* **Written request**
Work out how many lines of the data hold the string "name", and reply with that number alone.

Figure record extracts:

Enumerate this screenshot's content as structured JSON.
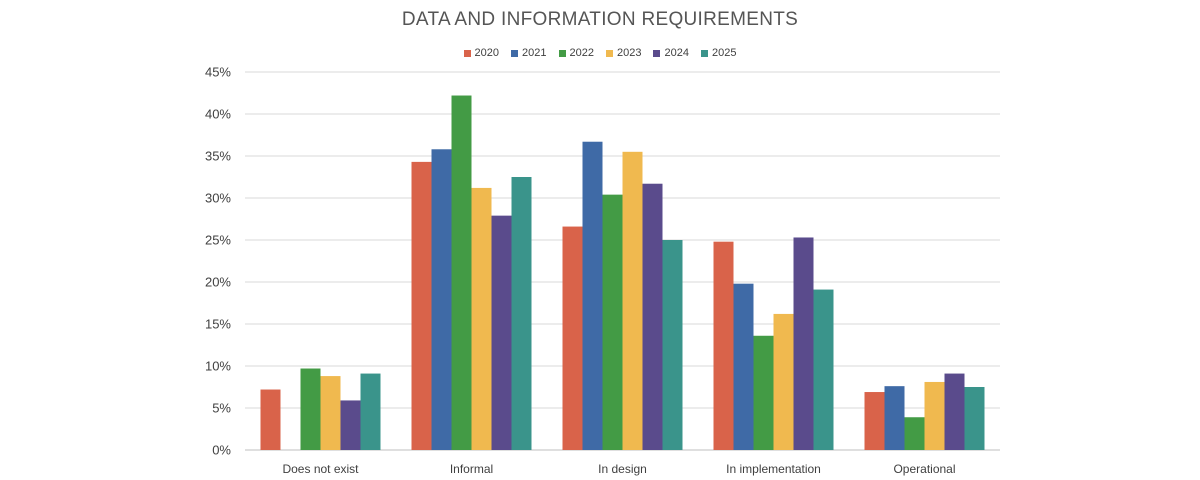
{
  "chart_data": {
    "type": "bar",
    "title": "DATA AND INFORMATION REQUIREMENTS",
    "categories": [
      "Does not exist",
      "Informal",
      "In design",
      "In implementation",
      "Operational"
    ],
    "series": [
      {
        "name": "2020",
        "color": "#d9634a",
        "values": [
          7.2,
          34.3,
          26.6,
          24.8,
          6.9
        ]
      },
      {
        "name": "2021",
        "color": "#3f6aa6",
        "values": [
          0,
          35.8,
          36.7,
          19.8,
          7.6
        ]
      },
      {
        "name": "2022",
        "color": "#439b45",
        "values": [
          9.7,
          42.2,
          30.4,
          13.6,
          3.9
        ]
      },
      {
        "name": "2023",
        "color": "#f0b94f",
        "values": [
          8.8,
          31.2,
          35.5,
          16.2,
          8.1
        ]
      },
      {
        "name": "2024",
        "color": "#5a4b8c",
        "values": [
          5.9,
          27.9,
          31.7,
          25.3,
          9.1
        ]
      },
      {
        "name": "2025",
        "color": "#3a948b",
        "values": [
          9.1,
          32.5,
          25.0,
          19.1,
          7.5
        ]
      }
    ],
    "y_ticks": [
      "0%",
      "5%",
      "10%",
      "15%",
      "20%",
      "25%",
      "30%",
      "35%",
      "40%",
      "45%"
    ],
    "ylim": [
      0,
      45
    ],
    "grid": true,
    "legend_position": "top-center"
  }
}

* **The solution**
6